- **YOUR TASK**
From the entries below, please gather each line containing the string "Schema".

(Data listing)
============================================================

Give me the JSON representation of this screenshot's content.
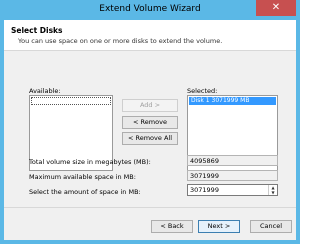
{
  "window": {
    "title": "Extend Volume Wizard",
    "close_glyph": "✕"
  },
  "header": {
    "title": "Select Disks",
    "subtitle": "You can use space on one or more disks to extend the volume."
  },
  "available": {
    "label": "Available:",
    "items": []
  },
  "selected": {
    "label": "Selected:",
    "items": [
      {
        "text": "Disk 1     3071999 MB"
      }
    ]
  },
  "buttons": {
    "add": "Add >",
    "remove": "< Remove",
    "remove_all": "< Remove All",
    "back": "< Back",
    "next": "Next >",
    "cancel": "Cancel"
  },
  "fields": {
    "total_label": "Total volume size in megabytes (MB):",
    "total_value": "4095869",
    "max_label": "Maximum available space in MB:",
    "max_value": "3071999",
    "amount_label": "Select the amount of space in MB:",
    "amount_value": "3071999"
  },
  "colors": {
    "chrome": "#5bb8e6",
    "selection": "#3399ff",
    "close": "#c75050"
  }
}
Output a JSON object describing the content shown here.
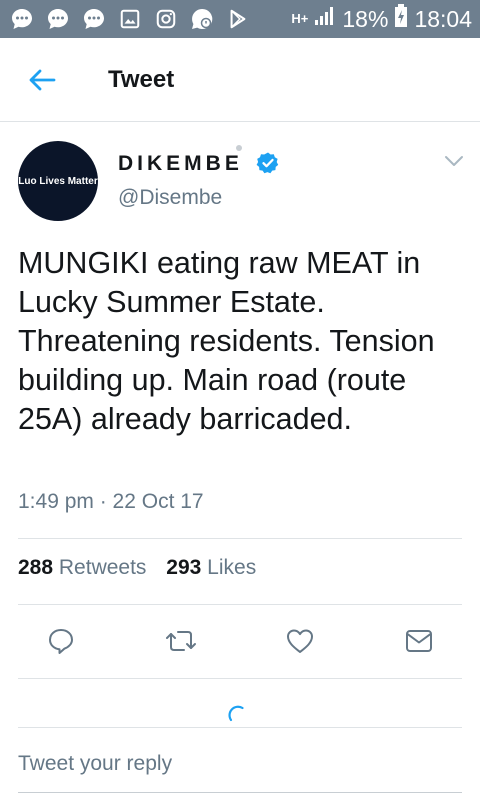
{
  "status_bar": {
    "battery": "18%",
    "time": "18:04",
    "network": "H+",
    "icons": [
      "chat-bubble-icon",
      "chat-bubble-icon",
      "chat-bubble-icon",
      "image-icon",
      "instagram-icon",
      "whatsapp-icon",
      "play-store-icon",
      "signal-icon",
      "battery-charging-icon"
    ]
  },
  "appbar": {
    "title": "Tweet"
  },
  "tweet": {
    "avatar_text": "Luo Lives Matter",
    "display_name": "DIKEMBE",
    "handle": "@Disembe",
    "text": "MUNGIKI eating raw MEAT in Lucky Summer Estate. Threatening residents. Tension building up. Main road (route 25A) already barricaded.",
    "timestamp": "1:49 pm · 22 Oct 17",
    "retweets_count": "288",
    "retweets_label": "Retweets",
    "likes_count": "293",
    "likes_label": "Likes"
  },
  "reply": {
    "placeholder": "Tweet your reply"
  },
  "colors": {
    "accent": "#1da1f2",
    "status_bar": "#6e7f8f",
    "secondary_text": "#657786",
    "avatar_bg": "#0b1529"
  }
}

============================================================

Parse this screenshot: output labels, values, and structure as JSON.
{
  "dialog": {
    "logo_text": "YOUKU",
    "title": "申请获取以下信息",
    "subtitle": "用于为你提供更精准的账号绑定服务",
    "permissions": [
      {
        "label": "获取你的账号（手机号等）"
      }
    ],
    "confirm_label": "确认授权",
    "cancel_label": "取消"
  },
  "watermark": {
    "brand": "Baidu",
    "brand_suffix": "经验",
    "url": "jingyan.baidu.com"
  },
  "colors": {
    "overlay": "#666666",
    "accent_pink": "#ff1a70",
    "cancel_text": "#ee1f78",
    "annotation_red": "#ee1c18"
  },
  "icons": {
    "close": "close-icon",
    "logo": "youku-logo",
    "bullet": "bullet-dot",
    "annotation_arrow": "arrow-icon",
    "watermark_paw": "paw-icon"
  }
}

============================================================

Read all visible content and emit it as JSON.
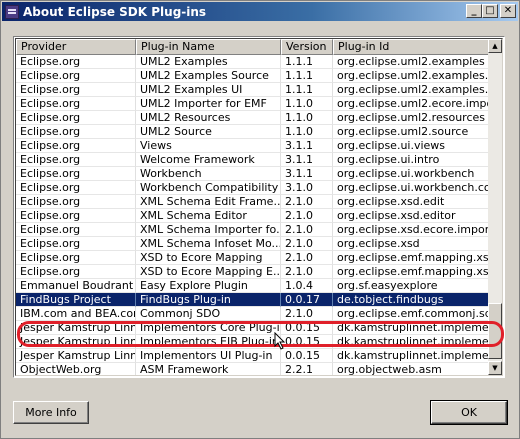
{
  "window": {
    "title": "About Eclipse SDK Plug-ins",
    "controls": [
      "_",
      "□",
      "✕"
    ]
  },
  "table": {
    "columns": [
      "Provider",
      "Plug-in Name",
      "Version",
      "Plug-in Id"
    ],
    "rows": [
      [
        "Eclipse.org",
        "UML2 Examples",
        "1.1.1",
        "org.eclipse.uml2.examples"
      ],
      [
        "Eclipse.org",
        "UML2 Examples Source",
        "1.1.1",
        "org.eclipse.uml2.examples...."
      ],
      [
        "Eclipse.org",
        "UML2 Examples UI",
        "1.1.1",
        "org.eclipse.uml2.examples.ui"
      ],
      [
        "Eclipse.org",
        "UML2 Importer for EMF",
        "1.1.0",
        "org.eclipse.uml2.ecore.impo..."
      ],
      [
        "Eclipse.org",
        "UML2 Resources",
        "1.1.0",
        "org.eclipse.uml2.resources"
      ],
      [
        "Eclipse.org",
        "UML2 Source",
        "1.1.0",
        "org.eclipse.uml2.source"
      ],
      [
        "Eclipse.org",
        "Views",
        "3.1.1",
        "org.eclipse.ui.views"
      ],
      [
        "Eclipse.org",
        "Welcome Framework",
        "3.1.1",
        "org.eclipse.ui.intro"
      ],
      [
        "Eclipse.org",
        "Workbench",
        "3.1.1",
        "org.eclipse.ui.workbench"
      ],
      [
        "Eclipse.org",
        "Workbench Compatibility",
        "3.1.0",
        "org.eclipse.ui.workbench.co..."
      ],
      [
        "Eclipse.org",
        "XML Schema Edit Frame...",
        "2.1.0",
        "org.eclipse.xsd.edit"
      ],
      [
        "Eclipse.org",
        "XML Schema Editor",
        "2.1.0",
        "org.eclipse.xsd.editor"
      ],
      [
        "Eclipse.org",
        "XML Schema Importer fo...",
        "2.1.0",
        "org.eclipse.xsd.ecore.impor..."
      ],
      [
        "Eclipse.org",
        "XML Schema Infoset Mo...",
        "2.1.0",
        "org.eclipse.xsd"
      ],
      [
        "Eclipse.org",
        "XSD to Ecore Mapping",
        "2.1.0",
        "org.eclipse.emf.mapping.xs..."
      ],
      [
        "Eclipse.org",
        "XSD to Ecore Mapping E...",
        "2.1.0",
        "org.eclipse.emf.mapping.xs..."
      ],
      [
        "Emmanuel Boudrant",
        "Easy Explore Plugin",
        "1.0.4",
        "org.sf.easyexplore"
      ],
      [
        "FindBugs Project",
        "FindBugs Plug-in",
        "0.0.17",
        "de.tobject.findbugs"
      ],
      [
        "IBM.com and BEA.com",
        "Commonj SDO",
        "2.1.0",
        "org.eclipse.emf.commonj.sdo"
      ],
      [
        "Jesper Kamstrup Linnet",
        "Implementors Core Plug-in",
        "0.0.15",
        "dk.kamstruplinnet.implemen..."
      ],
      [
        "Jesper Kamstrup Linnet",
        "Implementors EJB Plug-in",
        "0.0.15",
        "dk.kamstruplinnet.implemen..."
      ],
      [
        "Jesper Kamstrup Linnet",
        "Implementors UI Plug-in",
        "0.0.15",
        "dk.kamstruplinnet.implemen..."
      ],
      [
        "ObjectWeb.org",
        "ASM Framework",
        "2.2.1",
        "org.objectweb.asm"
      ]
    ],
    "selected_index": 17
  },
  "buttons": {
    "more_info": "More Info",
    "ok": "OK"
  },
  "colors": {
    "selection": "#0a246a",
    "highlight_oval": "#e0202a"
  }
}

============================================================

- **FINAL RESULT**
        "XML Schema Edit Frame...",
        "XML Schema Editor",
        "XML Schema Importer fo...",
        "XML Schema Infoset Mo...",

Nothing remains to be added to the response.